### THE EXERCISE
Go through the material below and copy each line where the word "komfortablen" appears.

[Dataset rows]
◇ ◇ ◇

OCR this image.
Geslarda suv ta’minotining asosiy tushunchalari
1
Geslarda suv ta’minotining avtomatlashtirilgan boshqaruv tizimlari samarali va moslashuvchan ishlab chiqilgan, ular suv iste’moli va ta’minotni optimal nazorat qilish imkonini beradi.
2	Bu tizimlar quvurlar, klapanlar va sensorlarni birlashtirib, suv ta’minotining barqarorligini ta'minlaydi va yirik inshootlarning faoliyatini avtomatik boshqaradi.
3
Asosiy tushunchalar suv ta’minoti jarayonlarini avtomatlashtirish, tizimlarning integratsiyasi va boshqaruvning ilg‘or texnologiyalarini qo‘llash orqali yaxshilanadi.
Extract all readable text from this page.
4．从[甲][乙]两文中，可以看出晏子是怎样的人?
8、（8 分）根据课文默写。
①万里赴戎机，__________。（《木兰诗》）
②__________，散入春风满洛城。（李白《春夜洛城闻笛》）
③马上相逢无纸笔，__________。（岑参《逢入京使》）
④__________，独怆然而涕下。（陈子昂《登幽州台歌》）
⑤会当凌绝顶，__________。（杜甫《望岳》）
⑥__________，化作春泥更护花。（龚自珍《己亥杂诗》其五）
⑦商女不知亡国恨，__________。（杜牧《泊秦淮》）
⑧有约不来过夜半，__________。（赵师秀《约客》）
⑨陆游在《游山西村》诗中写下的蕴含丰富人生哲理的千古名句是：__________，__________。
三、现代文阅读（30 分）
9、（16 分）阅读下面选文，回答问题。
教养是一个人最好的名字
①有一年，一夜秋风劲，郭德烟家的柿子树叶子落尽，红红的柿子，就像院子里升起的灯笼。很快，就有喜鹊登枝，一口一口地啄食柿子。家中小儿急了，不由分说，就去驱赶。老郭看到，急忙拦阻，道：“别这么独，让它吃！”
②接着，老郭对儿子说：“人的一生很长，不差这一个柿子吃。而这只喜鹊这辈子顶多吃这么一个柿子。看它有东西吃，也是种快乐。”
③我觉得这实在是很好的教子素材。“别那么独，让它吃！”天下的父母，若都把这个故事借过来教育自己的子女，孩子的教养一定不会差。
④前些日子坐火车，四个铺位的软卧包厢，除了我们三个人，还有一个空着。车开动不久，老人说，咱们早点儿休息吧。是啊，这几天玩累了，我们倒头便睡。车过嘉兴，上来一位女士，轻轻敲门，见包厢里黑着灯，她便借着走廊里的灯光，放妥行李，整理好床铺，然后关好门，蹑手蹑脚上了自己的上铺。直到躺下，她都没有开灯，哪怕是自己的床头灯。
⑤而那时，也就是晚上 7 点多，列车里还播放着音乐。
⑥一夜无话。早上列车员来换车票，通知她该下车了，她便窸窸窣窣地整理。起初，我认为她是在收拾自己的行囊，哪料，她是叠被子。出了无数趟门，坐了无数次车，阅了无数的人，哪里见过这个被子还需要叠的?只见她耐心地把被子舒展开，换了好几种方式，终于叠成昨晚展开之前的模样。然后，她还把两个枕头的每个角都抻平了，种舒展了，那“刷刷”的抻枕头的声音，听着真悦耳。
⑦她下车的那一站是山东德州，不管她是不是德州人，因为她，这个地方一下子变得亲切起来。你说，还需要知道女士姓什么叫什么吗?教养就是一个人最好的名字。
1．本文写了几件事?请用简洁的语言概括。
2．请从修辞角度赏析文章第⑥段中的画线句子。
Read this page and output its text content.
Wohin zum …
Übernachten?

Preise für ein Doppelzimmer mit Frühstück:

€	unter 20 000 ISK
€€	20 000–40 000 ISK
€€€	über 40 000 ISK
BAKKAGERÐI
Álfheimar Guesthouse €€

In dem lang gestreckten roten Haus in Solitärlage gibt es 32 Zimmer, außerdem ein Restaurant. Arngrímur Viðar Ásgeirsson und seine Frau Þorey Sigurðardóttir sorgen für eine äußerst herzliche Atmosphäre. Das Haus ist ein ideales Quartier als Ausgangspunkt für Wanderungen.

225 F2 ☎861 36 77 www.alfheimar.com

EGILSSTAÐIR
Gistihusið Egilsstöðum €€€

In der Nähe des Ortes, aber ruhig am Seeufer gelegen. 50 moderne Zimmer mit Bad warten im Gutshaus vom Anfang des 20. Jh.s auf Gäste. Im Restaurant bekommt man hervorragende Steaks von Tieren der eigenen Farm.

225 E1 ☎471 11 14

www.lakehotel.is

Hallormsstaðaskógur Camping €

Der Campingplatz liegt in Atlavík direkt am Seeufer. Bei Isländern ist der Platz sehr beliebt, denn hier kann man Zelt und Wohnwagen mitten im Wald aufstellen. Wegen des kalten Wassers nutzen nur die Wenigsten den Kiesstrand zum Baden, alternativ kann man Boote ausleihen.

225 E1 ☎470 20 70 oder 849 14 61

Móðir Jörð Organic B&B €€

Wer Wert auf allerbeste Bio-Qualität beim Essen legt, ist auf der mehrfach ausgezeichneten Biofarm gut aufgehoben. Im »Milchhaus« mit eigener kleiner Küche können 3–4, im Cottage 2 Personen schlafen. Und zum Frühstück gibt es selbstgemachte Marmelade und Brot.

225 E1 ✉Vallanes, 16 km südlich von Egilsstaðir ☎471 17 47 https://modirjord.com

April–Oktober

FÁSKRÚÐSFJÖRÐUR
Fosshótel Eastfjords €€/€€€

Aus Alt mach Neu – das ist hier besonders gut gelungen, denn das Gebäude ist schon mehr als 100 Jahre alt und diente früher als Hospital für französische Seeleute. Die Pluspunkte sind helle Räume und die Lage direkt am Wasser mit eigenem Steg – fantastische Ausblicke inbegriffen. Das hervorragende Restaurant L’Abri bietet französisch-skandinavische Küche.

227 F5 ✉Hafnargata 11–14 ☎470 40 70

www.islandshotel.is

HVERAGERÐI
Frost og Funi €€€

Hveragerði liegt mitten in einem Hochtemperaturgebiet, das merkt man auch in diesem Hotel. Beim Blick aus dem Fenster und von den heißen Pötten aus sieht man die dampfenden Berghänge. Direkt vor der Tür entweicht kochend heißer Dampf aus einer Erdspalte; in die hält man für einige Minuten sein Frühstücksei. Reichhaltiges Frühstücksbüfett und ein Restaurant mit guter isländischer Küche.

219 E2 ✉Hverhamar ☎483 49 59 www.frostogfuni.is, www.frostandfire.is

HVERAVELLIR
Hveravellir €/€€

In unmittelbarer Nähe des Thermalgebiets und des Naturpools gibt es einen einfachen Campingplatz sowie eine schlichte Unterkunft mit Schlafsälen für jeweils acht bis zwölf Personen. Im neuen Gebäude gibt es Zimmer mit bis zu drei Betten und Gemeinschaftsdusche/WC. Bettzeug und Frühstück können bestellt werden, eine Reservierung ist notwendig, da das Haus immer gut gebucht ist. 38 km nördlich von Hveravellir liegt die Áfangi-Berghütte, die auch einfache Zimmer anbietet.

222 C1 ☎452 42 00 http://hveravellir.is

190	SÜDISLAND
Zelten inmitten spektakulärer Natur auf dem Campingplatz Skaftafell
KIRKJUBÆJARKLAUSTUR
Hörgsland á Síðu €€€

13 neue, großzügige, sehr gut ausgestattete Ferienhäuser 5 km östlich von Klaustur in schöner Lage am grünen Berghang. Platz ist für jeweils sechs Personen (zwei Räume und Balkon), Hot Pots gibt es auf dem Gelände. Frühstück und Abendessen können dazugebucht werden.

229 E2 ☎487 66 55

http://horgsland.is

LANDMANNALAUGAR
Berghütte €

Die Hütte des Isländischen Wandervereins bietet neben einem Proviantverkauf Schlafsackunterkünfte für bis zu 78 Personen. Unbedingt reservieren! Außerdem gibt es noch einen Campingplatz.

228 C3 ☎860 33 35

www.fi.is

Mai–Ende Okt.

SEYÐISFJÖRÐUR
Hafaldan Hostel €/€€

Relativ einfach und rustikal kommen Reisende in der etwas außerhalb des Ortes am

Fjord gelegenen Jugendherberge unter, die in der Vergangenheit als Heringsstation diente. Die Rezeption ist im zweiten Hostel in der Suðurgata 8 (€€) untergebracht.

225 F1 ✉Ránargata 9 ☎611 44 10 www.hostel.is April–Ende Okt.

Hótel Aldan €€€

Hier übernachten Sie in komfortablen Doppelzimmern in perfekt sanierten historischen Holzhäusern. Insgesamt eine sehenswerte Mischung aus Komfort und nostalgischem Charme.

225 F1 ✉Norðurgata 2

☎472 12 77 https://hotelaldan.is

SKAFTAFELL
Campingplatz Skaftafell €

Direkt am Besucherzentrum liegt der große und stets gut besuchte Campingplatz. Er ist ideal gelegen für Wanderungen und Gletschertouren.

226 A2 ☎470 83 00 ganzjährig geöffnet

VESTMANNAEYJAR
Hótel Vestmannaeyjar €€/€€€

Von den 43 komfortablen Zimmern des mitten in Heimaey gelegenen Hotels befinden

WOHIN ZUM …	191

◇ ◇ ◇

### IN RESPONSE
Hier übernachten Sie in komfortablen Doppelzimmern in perfekt sanierten historischen Holzhäusern. Insgesamt eine sehenswerte Mischung aus Komfort und nostalgischem Charme.
Von den 43 komfortablen Zimmern des mitten in Heimaey gelegenen Hotels befinden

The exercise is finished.